Find the lines that contain the word "dishonoured" and copy each one.

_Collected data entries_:
● ● ● ● ● ● ●
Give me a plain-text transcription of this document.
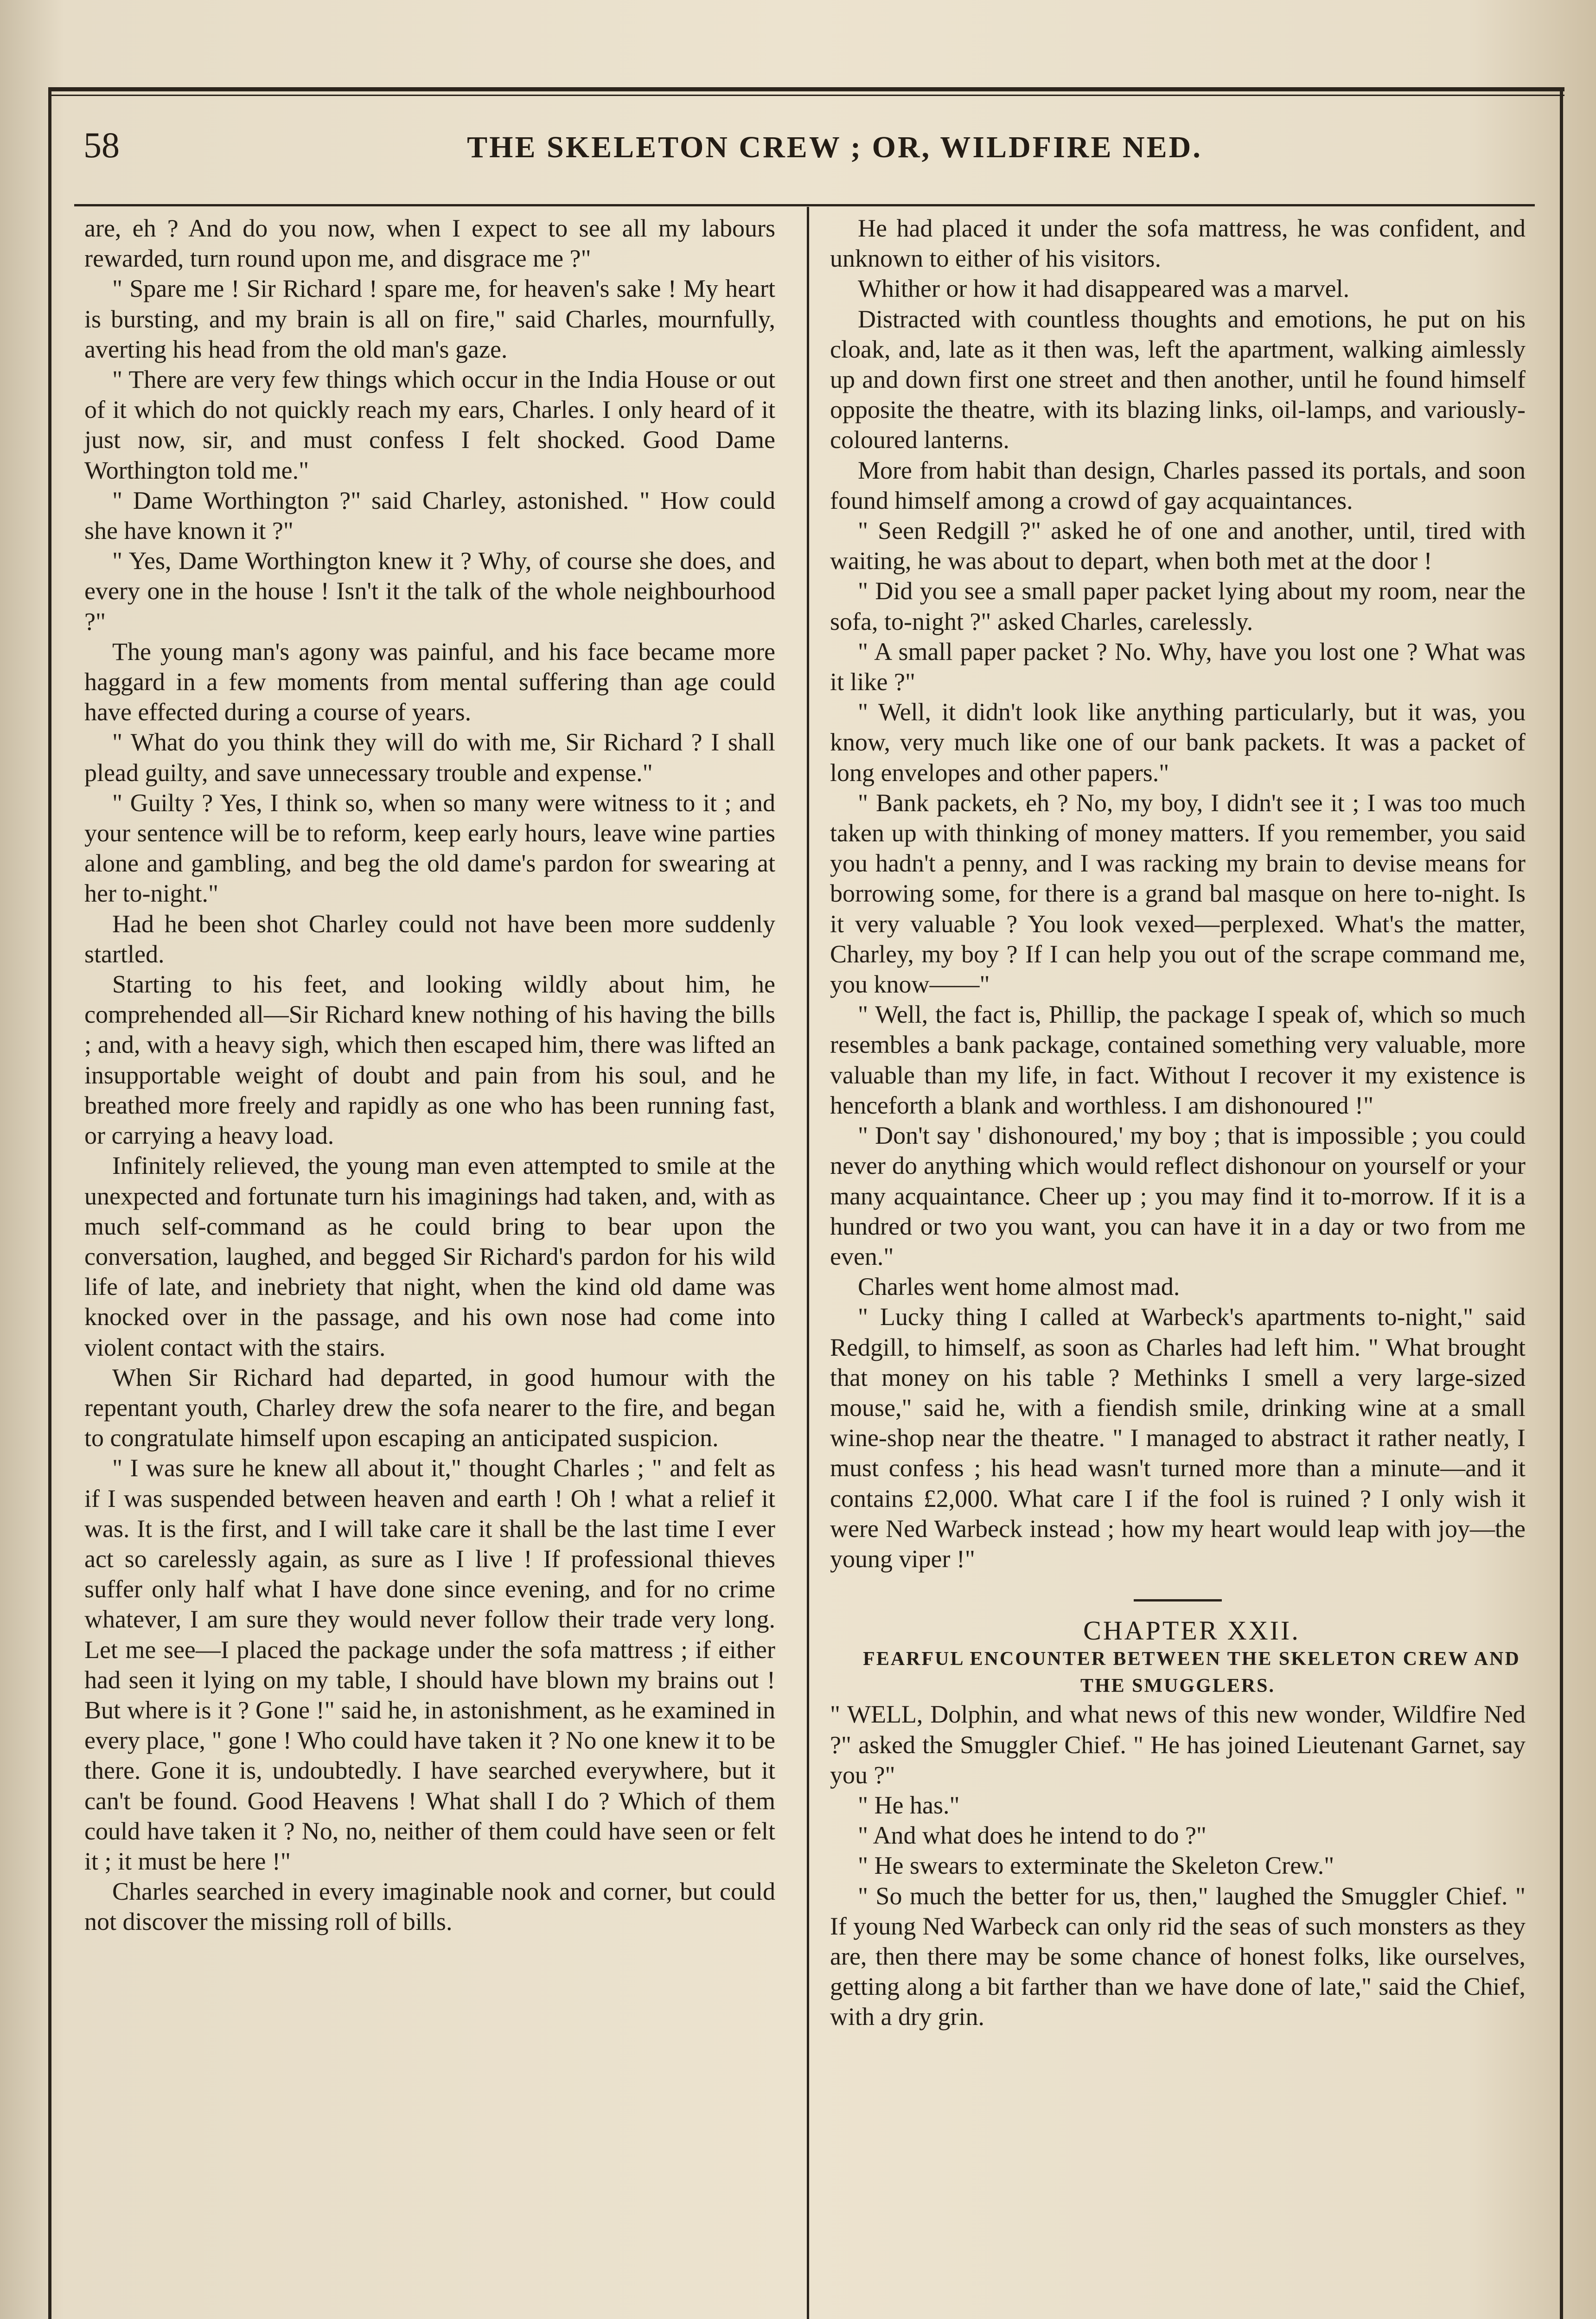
58	THE SKELETON CREW ; OR, WILDFIRE NED.

are, eh ? And do you now, when I expect to see all my labours rewarded, turn round upon me, and disgrace me ?"

" Spare me ! Sir Richard ! spare me, for heaven's sake ! My heart is bursting, and my brain is all on fire," said Charles, mournfully, averting his head from the old man's gaze.

" There are very few things which occur in the India House or out of it which do not quickly reach my ears, Charles. I only heard of it just now, sir, and must confess I felt shocked. Good Dame Worthington told me."

" Dame Worthington ?" said Charley, astonished. " How could she have known it ?"

" Yes, Dame Worthington knew it ? Why, of course she does, and every one in the house ! Isn't it the talk of the whole neighbourhood ?"

The young man's agony was painful, and his face became more haggard in a few moments from mental suffering than age could have effected during a course of years.

" What do you think they will do with me, Sir Richard ? I shall plead guilty, and save unnecessary trouble and expense."

" Guilty ? Yes, I think so, when so many were witness to it ; and your sentence will be to reform, keep early hours, leave wine parties alone and gambling, and beg the old dame's pardon for swearing at her to-night."

Had he been shot Charley could not have been more suddenly startled.

Starting to his feet, and looking wildly about him, he comprehended all—Sir Richard knew nothing of his having the bills ; and, with a heavy sigh, which then escaped him, there was lifted an insupportable weight of doubt and pain from his soul, and he breathed more freely and rapidly as one who has been running fast, or carrying a heavy load.

Infinitely relieved, the young man even attempted to smile at the unexpected and fortunate turn his imaginings had taken, and, with as much self-command as he could bring to bear upon the conversation, laughed, and begged Sir Richard's pardon for his wild life of late, and inebriety that night, when the kind old dame was knocked over in the passage, and his own nose had come into violent contact with the stairs.

When Sir Richard had departed, in good humour with the repentant youth, Charley drew the sofa nearer to the fire, and began to congratulate himself upon escaping an anticipated suspicion.

" I was sure he knew all about it," thought Charles ; " and felt as if I was suspended between heaven and earth ! Oh ! what a relief it was. It is the first, and I will take care it shall be the last time I ever act so carelessly again, as sure as I live ! If professional thieves suffer only half what I have done since evening, and for no crime whatever, I am sure they would never follow their trade very long. Let me see—I placed the package under the sofa mattress ; if either had seen it lying on my table, I should have blown my brains out ! But where is it ? Gone !" said he, in astonishment, as he examined in every place, " gone ! Who could have taken it ? No one knew it to be there. Gone it is, undoubtedly. I have searched everywhere, but it can't be found. Good Heavens ! What shall I do ? Which of them could have taken it ? No, no, neither of them could have seen or felt it ; it must be here !"

Charles searched in every imaginable nook and corner, but could not discover the missing roll of bills.

He had placed it under the sofa mattress, he was confident, and unknown to either of his visitors.

Whither or how it had disappeared was a marvel.

Distracted with countless thoughts and emotions, he put on his cloak, and, late as it then was, left the apartment, walking aimlessly up and down first one street and then another, until he found himself opposite the theatre, with its blazing links, oil-lamps, and variously-coloured lanterns.

More from habit than design, Charles passed its portals, and soon found himself among a crowd of gay acquaintances.

" Seen Redgill ?" asked he of one and another, until, tired with waiting, he was about to depart, when both met at the door !

" Did you see a small paper packet lying about my room, near the sofa, to-night ?" asked Charles, carelessly.

" A small paper packet ? No. Why, have you lost one ? What was it like ?"

" Well, it didn't look like anything particularly, but it was, you know, very much like one of our bank packets. It was a packet of long envelopes and other papers."

" Bank packets, eh ? No, my boy, I didn't see it ; I was too much taken up with thinking of money matters. If you remember, you said you hadn't a penny, and I was racking my brain to devise means for borrowing some, for there is a grand bal masque on here to-night. Is it very valuable ? You look vexed—perplexed. What's the matter, Charley, my boy ? If I can help you out of the scrape command me, you know——"

" Well, the fact is, Phillip, the package I speak of, which so much resembles a bank package, contained something very valuable, more valuable than my life, in fact. Without I recover it my existence is henceforth a blank and worthless. I am dishonoured !"

" Don't say ' dishonoured,' my boy ; that is impossible ; you could never do anything which would reflect dishonour on yourself or your many acquaintance. Cheer up ; you may find it to-morrow. If it is a hundred or two you want, you can have it in a day or two from me even."

Charles went home almost mad.

" Lucky thing I called at Warbeck's apartments to-night," said Redgill, to himself, as soon as Charles had left him. " What brought that money on his table ? Methinks I smell a very large-sized mouse," said he, with a fiendish smile, drinking wine at a small wine-shop near the theatre. " I managed to abstract it rather neatly, I must confess ; his head wasn't turned more than a minute—and it contains £2,000. What care I if the fool is ruined ? I only wish it were Ned Warbeck instead ; how my heart would leap with joy—the young viper !"

CHAPTER XXII.

FEARFUL ENCOUNTER BETWEEN THE SKELETON CREW AND THE SMUGGLERS.

" WELL, Dolphin, and what news of this new wonder, Wildfire Ned ?" asked the Smuggler Chief. " He has joined Lieutenant Garnet, say you ?"

" He has."

" And what does he intend to do ?"

" He swears to exterminate the Skeleton Crew."

" So much the better for us, then," laughed the Smuggler Chief. " If young Ned Warbeck can only rid the seas of such monsters as they are, then there may be some chance of honest folks, like ourselves, getting along a bit farther than we have done of late," said the Chief, with a dry grin.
● ● ● ● ● ● ●
_Finished answer_:
" Well, the fact is, Phillip, the package I speak of, which so much resembles a bank package, contained something very valuable, more valuable than my life, in fact. Without I recover it my existence is henceforth a blank and worthless. I am dishonoured !"
" Don't say ' dishonoured,' my boy ; that is impossible ; you could never do anything which would reflect dishonour on yourself or your many acquaintance. Cheer up ; you may find it to-morrow. If it is a hundred or two you want, you can have it in a day or two from me even."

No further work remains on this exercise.